» **Short problem**: Take the material below and write it all out again exactly.
··· Records for this exercise ···
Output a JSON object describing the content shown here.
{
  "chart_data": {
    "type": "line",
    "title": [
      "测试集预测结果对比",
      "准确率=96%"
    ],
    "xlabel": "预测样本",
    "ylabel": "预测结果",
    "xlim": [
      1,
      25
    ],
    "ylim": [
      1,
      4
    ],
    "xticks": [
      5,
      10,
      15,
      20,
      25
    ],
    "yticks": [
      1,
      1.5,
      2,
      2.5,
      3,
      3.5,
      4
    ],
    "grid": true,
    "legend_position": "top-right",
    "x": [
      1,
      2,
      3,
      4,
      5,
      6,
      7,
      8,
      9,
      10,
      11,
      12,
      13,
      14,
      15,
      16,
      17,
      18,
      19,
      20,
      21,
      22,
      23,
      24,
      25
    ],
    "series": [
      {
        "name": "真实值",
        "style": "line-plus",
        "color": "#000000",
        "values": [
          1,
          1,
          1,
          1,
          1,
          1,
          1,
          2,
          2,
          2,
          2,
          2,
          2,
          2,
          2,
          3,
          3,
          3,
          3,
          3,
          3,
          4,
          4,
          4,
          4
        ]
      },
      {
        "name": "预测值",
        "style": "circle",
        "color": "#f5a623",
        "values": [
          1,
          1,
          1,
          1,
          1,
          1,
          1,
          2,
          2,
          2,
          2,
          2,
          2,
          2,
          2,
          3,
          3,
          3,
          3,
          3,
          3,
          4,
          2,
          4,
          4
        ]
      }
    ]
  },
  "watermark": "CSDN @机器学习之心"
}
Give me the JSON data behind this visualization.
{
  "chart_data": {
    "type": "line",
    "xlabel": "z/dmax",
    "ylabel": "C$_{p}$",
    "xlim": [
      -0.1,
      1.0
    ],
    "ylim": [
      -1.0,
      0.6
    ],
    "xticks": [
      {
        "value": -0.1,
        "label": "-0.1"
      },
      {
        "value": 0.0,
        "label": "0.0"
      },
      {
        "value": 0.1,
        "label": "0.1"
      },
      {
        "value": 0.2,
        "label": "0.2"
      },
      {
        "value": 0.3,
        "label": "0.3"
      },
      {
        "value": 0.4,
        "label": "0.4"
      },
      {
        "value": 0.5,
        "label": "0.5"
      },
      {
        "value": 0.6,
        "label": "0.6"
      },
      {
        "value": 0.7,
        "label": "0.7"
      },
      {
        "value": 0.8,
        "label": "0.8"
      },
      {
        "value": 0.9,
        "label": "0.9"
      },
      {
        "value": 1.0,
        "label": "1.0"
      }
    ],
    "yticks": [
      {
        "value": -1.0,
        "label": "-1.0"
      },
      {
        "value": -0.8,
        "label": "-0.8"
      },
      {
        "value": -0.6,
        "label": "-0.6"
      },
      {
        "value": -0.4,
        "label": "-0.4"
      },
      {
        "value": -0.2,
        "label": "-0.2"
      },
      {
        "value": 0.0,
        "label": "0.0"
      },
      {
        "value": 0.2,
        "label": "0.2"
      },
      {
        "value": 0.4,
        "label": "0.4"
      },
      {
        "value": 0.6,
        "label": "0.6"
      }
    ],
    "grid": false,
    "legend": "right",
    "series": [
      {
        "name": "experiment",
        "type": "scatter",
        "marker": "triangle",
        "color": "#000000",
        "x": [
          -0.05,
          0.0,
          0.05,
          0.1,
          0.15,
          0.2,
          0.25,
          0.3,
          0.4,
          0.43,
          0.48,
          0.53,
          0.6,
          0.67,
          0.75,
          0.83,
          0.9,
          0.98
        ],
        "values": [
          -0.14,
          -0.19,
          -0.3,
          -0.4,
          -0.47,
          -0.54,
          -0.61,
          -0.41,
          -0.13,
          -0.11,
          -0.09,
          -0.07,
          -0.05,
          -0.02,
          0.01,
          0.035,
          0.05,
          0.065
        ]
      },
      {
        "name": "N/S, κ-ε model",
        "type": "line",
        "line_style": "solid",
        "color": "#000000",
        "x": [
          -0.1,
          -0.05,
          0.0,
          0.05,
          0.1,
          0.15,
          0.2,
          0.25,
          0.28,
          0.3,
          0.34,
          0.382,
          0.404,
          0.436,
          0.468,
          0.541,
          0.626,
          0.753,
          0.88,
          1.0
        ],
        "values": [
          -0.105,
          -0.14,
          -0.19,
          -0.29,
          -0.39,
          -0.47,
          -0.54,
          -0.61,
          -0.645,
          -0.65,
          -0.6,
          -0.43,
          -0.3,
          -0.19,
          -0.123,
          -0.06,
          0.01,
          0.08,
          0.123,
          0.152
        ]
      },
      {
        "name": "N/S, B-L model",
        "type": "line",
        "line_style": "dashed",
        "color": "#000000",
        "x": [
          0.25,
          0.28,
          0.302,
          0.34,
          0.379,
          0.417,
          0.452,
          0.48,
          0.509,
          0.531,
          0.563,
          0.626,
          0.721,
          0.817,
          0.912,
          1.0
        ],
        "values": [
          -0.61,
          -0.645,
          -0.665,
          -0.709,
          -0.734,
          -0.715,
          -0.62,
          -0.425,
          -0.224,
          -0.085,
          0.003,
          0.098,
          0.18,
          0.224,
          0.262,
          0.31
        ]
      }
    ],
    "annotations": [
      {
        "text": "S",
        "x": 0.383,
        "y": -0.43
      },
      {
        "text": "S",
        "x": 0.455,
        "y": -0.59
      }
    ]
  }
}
···
» **Complete response**:
Output a JSON object describing the content shown here.
{
  "chart_data": {
    "type": "line",
    "title": [
      "测试集预测结果对比",
      "准确率=96%"
    ],
    "xlabel": "预测样本",
    "ylabel": "预测结果",
    "xlim": [
      1,
      25
    ],
    "ylim": [
      1,
      4
    ],
    "xticks": [
      5,
      10,
      15,
      20,
      25
    ],
    "yticks": [
      1,
      1.5,
      2,
      2.5,
      3,
      3.5,
      4
    ],
    "grid": true,
    "legend_position": "top-right",
    "x": [
      1,
      2,
      3,
      4,
      5,
      6,
      7,
      8,
      9,
      10,
      11,
      12,
      13,
      14,
      15,
      16,
      17,
      18,
      19,
      20,
      21,
      22,
      23,
      24,
      25
    ],
    "series": [
      {
        "name": "真实值",
        "style": "line-plus",
        "color": "#000000",
        "values": [
          1,
          1,
          1,
          1,
          1,
          1,
          1,
          2,
          2,
          2,
          2,
          2,
          2,
          2,
          2,
          3,
          3,
          3,
          3,
          3,
          3,
          4,
          4,
          4,
          4
        ]
      },
      {
        "name": "预测值",
        "style": "circle",
        "color": "#f5a623",
        "values": [
          1,
          1,
          1,
          1,
          1,
          1,
          1,
          2,
          2,
          2,
          2,
          2,
          2,
          2,
          2,
          3,
          3,
          3,
          3,
          3,
          3,
          4,
          2,
          4,
          4
        ]
      }
    ]
  },
  "watermark": "CSDN @机器学习之心"
}
Give me the JSON data behind this visualization.
{
  "chart_data": {
    "type": "line",
    "xlabel": "z/dmax",
    "ylabel": "C$_{p}$",
    "xlim": [
      -0.1,
      1.0
    ],
    "ylim": [
      -1.0,
      0.6
    ],
    "xticks": [
      {
        "value": -0.1,
        "label": "-0.1"
      },
      {
        "value": 0.0,
        "label": "0.0"
      },
      {
        "value": 0.1,
        "label": "0.1"
      },
      {
        "value": 0.2,
        "label": "0.2"
      },
      {
        "value": 0.3,
        "label": "0.3"
      },
      {
        "value": 0.4,
        "label": "0.4"
      },
      {
        "value": 0.5,
        "label": "0.5"
      },
      {
        "value": 0.6,
        "label": "0.6"
      },
      {
        "value": 0.7,
        "label": "0.7"
      },
      {
        "value": 0.8,
        "label": "0.8"
      },
      {
        "value": 0.9,
        "label": "0.9"
      },
      {
        "value": 1.0,
        "label": "1.0"
      }
    ],
    "yticks": [
      {
        "value": -1.0,
        "label": "-1.0"
      },
      {
        "value": -0.8,
        "label": "-0.8"
      },
      {
        "value": -0.6,
        "label": "-0.6"
      },
      {
        "value": -0.4,
        "label": "-0.4"
      },
      {
        "value": -0.2,
        "label": "-0.2"
      },
      {
        "value": 0.0,
        "label": "0.0"
      },
      {
        "value": 0.2,
        "label": "0.2"
      },
      {
        "value": 0.4,
        "label": "0.4"
      },
      {
        "value": 0.6,
        "label": "0.6"
      }
    ],
    "grid": false,
    "legend": "right",
    "series": [
      {
        "name": "experiment",
        "type": "scatter",
        "marker": "triangle",
        "color": "#000000",
        "x": [
          -0.05,
          0.0,
          0.05,
          0.1,
          0.15,
          0.2,
          0.25,
          0.3,
          0.4,
          0.43,
          0.48,
          0.53,
          0.6,
          0.67,
          0.75,
          0.83,
          0.9,
          0.98
        ],
        "values": [
          -0.14,
          -0.19,
          -0.3,
          -0.4,
          -0.47,
          -0.54,
          -0.61,
          -0.41,
          -0.13,
          -0.11,
          -0.09,
          -0.07,
          -0.05,
          -0.02,
          0.01,
          0.035,
          0.05,
          0.065
        ]
      },
      {
        "name": "N/S, κ-ε model",
        "type": "line",
        "line_style": "solid",
        "color": "#000000",
        "x": [
          -0.1,
          -0.05,
          0.0,
          0.05,
          0.1,
          0.15,
          0.2,
          0.25,
          0.28,
          0.3,
          0.34,
          0.382,
          0.404,
          0.436,
          0.468,
          0.541,
          0.626,
          0.753,
          0.88,
          1.0
        ],
        "values": [
          -0.105,
          -0.14,
          -0.19,
          -0.29,
          -0.39,
          -0.47,
          -0.54,
          -0.61,
          -0.645,
          -0.65,
          -0.6,
          -0.43,
          -0.3,
          -0.19,
          -0.123,
          -0.06,
          0.01,
          0.08,
          0.123,
          0.152
        ]
      },
      {
        "name": "N/S, B-L model",
        "type": "line",
        "line_style": "dashed",
        "color": "#000000",
        "x": [
          0.25,
          0.28,
          0.302,
          0.34,
          0.379,
          0.417,
          0.452,
          0.48,
          0.509,
          0.531,
          0.563,
          0.626,
          0.721,
          0.817,
          0.912,
          1.0
        ],
        "values": [
          -0.61,
          -0.645,
          -0.665,
          -0.709,
          -0.734,
          -0.715,
          -0.62,
          -0.425,
          -0.224,
          -0.085,
          0.003,
          0.098,
          0.18,
          0.224,
          0.262,
          0.31
        ]
      }
    ],
    "annotations": [
      {
        "text": "S",
        "x": 0.383,
        "y": -0.43
      },
      {
        "text": "S",
        "x": 0.455,
        "y": -0.59
      }
    ]
  }
}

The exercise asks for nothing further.